◆ **Exercise brief**: Make an exact copy of the entries below.

※ ※ ※

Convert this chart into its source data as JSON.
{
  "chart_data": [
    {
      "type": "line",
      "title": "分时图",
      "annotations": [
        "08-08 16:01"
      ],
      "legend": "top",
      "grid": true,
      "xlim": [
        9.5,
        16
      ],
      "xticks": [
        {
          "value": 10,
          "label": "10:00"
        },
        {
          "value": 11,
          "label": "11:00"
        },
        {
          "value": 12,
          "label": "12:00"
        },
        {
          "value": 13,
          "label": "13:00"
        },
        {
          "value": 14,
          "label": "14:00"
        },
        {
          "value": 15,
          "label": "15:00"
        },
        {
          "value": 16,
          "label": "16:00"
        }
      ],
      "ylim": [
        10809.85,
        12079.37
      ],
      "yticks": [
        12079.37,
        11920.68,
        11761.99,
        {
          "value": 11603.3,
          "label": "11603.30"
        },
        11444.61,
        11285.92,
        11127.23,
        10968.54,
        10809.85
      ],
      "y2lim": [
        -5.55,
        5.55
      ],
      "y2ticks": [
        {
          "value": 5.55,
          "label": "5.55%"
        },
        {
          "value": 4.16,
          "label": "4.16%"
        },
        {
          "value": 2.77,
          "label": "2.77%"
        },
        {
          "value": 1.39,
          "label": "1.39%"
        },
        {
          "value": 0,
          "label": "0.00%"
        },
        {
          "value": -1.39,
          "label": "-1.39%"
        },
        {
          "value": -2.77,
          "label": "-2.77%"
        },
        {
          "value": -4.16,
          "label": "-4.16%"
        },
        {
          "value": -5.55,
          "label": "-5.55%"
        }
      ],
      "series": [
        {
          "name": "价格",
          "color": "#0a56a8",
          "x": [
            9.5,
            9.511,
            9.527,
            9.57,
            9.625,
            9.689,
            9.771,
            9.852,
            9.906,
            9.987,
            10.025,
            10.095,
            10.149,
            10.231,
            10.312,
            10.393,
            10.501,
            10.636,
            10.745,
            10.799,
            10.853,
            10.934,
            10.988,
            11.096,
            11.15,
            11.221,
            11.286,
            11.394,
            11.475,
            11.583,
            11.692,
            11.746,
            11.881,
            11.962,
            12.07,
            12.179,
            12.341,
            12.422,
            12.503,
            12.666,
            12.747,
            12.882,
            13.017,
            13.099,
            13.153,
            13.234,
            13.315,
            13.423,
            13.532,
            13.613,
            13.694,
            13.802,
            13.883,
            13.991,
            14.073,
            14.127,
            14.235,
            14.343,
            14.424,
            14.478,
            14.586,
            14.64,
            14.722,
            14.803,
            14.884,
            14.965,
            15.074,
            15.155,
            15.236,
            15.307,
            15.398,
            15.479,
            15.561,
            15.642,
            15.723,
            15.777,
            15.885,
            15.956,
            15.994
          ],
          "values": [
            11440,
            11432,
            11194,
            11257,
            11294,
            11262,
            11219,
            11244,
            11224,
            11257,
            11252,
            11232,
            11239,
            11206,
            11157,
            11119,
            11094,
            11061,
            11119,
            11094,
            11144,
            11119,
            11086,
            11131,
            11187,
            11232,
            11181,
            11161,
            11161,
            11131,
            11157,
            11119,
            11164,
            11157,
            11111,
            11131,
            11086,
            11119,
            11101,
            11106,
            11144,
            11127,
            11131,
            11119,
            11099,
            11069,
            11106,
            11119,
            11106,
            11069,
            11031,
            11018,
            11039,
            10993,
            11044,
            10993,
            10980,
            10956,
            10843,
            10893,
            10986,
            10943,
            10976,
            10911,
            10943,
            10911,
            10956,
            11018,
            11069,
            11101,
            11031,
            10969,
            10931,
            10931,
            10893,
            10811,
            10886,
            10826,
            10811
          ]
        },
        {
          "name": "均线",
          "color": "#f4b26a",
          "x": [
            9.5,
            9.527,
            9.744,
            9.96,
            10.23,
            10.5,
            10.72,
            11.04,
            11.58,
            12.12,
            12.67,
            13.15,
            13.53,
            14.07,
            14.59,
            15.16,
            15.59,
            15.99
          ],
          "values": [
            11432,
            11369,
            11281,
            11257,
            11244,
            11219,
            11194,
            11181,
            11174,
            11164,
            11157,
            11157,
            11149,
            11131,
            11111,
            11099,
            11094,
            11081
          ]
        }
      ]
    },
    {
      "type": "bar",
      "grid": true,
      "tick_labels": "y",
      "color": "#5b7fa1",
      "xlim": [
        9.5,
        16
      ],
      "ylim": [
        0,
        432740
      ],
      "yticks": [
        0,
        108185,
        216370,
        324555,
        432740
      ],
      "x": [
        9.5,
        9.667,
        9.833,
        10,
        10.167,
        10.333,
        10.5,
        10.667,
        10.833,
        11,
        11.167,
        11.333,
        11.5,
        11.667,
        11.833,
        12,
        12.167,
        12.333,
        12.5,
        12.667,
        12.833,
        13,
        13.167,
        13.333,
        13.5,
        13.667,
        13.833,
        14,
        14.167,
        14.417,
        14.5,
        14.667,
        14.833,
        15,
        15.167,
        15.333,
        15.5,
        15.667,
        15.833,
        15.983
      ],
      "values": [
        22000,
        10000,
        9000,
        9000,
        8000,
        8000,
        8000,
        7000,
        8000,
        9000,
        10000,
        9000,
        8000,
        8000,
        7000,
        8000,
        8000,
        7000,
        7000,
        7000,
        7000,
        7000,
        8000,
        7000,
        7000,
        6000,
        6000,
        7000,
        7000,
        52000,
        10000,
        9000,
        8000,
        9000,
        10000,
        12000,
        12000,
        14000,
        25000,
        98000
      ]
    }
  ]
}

※ ※ ※

◆ **Solution for this problem**:
Convert this chart into its source data as JSON.
{
  "chart_data": [
    {
      "type": "line",
      "title": "分时图",
      "annotations": [
        "08-08 16:01"
      ],
      "legend": "top",
      "grid": true,
      "xlim": [
        9.5,
        16
      ],
      "xticks": [
        {
          "value": 10,
          "label": "10:00"
        },
        {
          "value": 11,
          "label": "11:00"
        },
        {
          "value": 12,
          "label": "12:00"
        },
        {
          "value": 13,
          "label": "13:00"
        },
        {
          "value": 14,
          "label": "14:00"
        },
        {
          "value": 15,
          "label": "15:00"
        },
        {
          "value": 16,
          "label": "16:00"
        }
      ],
      "ylim": [
        10809.85,
        12079.37
      ],
      "yticks": [
        12079.37,
        11920.68,
        11761.99,
        {
          "value": 11603.3,
          "label": "11603.30"
        },
        11444.61,
        11285.92,
        11127.23,
        10968.54,
        10809.85
      ],
      "y2lim": [
        -5.55,
        5.55
      ],
      "y2ticks": [
        {
          "value": 5.55,
          "label": "5.55%"
        },
        {
          "value": 4.16,
          "label": "4.16%"
        },
        {
          "value": 2.77,
          "label": "2.77%"
        },
        {
          "value": 1.39,
          "label": "1.39%"
        },
        {
          "value": 0,
          "label": "0.00%"
        },
        {
          "value": -1.39,
          "label": "-1.39%"
        },
        {
          "value": -2.77,
          "label": "-2.77%"
        },
        {
          "value": -4.16,
          "label": "-4.16%"
        },
        {
          "value": -5.55,
          "label": "-5.55%"
        }
      ],
      "series": [
        {
          "name": "价格",
          "color": "#0a56a8",
          "x": [
            9.5,
            9.511,
            9.527,
            9.57,
            9.625,
            9.689,
            9.771,
            9.852,
            9.906,
            9.987,
            10.025,
            10.095,
            10.149,
            10.231,
            10.312,
            10.393,
            10.501,
            10.636,
            10.745,
            10.799,
            10.853,
            10.934,
            10.988,
            11.096,
            11.15,
            11.221,
            11.286,
            11.394,
            11.475,
            11.583,
            11.692,
            11.746,
            11.881,
            11.962,
            12.07,
            12.179,
            12.341,
            12.422,
            12.503,
            12.666,
            12.747,
            12.882,
            13.017,
            13.099,
            13.153,
            13.234,
            13.315,
            13.423,
            13.532,
            13.613,
            13.694,
            13.802,
            13.883,
            13.991,
            14.073,
            14.127,
            14.235,
            14.343,
            14.424,
            14.478,
            14.586,
            14.64,
            14.722,
            14.803,
            14.884,
            14.965,
            15.074,
            15.155,
            15.236,
            15.307,
            15.398,
            15.479,
            15.561,
            15.642,
            15.723,
            15.777,
            15.885,
            15.956,
            15.994
          ],
          "values": [
            11440,
            11432,
            11194,
            11257,
            11294,
            11262,
            11219,
            11244,
            11224,
            11257,
            11252,
            11232,
            11239,
            11206,
            11157,
            11119,
            11094,
            11061,
            11119,
            11094,
            11144,
            11119,
            11086,
            11131,
            11187,
            11232,
            11181,
            11161,
            11161,
            11131,
            11157,
            11119,
            11164,
            11157,
            11111,
            11131,
            11086,
            11119,
            11101,
            11106,
            11144,
            11127,
            11131,
            11119,
            11099,
            11069,
            11106,
            11119,
            11106,
            11069,
            11031,
            11018,
            11039,
            10993,
            11044,
            10993,
            10980,
            10956,
            10843,
            10893,
            10986,
            10943,
            10976,
            10911,
            10943,
            10911,
            10956,
            11018,
            11069,
            11101,
            11031,
            10969,
            10931,
            10931,
            10893,
            10811,
            10886,
            10826,
            10811
          ]
        },
        {
          "name": "均线",
          "color": "#f4b26a",
          "x": [
            9.5,
            9.527,
            9.744,
            9.96,
            10.23,
            10.5,
            10.72,
            11.04,
            11.58,
            12.12,
            12.67,
            13.15,
            13.53,
            14.07,
            14.59,
            15.16,
            15.59,
            15.99
          ],
          "values": [
            11432,
            11369,
            11281,
            11257,
            11244,
            11219,
            11194,
            11181,
            11174,
            11164,
            11157,
            11157,
            11149,
            11131,
            11111,
            11099,
            11094,
            11081
          ]
        }
      ]
    },
    {
      "type": "bar",
      "grid": true,
      "tick_labels": "y",
      "color": "#5b7fa1",
      "xlim": [
        9.5,
        16
      ],
      "ylim": [
        0,
        432740
      ],
      "yticks": [
        0,
        108185,
        216370,
        324555,
        432740
      ],
      "x": [
        9.5,
        9.667,
        9.833,
        10,
        10.167,
        10.333,
        10.5,
        10.667,
        10.833,
        11,
        11.167,
        11.333,
        11.5,
        11.667,
        11.833,
        12,
        12.167,
        12.333,
        12.5,
        12.667,
        12.833,
        13,
        13.167,
        13.333,
        13.5,
        13.667,
        13.833,
        14,
        14.167,
        14.417,
        14.5,
        14.667,
        14.833,
        15,
        15.167,
        15.333,
        15.5,
        15.667,
        15.833,
        15.983
      ],
      "values": [
        22000,
        10000,
        9000,
        9000,
        8000,
        8000,
        8000,
        7000,
        8000,
        9000,
        10000,
        9000,
        8000,
        8000,
        7000,
        8000,
        8000,
        7000,
        7000,
        7000,
        7000,
        7000,
        8000,
        7000,
        7000,
        6000,
        6000,
        7000,
        7000,
        52000,
        10000,
        9000,
        8000,
        9000,
        10000,
        12000,
        12000,
        14000,
        25000,
        98000
      ]
    }
  ]
}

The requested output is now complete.